- Task requirements -
Reproduce the entries starting at the first one and ending at the line that contains "window-close-button[interactable] (1872, 8, 1914, 48)". Replace "about-separator" with "divider" and keep everything else the same.

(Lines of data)
— START —

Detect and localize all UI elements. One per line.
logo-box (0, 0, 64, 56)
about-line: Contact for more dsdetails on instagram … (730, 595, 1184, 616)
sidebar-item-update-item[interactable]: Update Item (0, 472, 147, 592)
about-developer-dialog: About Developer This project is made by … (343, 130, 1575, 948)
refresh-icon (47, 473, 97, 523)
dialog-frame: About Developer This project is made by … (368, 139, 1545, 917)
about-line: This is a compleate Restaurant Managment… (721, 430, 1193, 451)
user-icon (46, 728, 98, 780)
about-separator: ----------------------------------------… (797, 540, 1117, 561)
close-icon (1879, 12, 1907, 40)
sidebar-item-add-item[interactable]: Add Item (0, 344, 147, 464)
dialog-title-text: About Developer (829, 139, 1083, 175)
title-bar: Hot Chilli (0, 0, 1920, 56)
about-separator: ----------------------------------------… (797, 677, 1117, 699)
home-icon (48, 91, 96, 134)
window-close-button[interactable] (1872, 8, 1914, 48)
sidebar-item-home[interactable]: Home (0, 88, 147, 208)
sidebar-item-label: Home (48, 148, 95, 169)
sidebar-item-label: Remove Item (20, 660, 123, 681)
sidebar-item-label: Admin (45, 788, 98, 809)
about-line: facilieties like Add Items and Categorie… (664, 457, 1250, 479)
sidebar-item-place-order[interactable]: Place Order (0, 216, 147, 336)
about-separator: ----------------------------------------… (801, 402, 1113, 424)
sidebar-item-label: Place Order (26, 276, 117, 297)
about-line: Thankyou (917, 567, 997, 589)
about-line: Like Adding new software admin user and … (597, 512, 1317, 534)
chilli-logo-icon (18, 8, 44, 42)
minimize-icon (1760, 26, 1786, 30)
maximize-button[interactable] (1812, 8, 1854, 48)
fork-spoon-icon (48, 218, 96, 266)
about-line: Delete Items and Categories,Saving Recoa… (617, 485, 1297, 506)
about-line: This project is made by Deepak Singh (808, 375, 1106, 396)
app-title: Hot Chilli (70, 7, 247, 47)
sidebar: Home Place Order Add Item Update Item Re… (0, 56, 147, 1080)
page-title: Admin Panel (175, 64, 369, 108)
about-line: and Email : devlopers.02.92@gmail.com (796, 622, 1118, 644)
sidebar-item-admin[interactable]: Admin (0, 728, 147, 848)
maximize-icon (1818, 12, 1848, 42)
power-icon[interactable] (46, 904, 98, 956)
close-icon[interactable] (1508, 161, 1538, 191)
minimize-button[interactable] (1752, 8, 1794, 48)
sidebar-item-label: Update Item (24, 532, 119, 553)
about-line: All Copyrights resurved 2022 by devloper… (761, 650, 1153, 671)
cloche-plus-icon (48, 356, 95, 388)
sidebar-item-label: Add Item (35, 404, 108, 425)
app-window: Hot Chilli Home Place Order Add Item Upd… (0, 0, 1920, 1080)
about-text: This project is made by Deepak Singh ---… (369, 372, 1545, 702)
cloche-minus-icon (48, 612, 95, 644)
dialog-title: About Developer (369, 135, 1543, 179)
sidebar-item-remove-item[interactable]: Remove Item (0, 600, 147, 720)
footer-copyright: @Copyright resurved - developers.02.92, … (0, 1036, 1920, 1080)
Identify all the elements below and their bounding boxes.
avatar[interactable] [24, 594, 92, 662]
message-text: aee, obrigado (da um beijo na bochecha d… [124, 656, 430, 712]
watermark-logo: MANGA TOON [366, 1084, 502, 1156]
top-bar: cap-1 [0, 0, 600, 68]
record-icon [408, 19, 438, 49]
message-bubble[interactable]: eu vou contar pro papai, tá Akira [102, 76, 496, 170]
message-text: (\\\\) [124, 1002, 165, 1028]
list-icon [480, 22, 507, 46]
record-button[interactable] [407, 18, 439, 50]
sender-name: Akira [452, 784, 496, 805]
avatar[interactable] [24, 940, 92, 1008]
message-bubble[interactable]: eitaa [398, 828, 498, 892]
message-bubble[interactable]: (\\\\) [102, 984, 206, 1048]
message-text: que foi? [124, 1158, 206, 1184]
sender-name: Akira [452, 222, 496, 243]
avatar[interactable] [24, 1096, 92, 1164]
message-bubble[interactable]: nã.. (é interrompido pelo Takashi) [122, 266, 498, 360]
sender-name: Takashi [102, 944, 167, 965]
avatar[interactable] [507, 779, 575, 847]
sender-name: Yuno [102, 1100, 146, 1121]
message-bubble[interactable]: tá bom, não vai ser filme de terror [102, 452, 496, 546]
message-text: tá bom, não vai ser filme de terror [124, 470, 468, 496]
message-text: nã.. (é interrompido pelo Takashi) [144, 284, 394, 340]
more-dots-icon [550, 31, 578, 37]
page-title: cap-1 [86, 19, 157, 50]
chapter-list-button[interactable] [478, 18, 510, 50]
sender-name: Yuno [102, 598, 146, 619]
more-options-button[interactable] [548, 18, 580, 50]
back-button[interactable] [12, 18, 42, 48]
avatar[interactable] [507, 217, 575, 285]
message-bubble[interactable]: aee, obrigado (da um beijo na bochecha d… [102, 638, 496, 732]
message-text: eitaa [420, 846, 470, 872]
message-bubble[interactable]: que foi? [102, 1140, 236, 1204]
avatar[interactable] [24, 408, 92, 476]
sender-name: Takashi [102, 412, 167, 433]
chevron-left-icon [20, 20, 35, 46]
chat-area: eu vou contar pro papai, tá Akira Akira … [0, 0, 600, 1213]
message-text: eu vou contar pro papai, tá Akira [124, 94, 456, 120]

— END —

- Answer -
Detect and localize all UI elements. One per line.
logo-box (0, 0, 64, 56)
about-line: Contact for more dsdetails on instagram … (730, 595, 1184, 616)
sidebar-item-update-item[interactable]: Update Item (0, 472, 147, 592)
about-developer-dialog: About Developer This project is made by … (343, 130, 1575, 948)
refresh-icon (47, 473, 97, 523)
dialog-frame: About Developer This project is made by … (368, 139, 1545, 917)
about-line: This is a compleate Restaurant Managment… (721, 430, 1193, 451)
user-icon (46, 728, 98, 780)
divider: ----------------------------------------… (797, 540, 1117, 561)
close-icon (1879, 12, 1907, 40)
sidebar-item-add-item[interactable]: Add Item (0, 344, 147, 464)
dialog-title-text: About Developer (829, 139, 1083, 175)
title-bar: Hot Chilli (0, 0, 1920, 56)
divider: ----------------------------------------… (797, 677, 1117, 699)
home-icon (48, 91, 96, 134)
window-close-button[interactable] (1872, 8, 1914, 48)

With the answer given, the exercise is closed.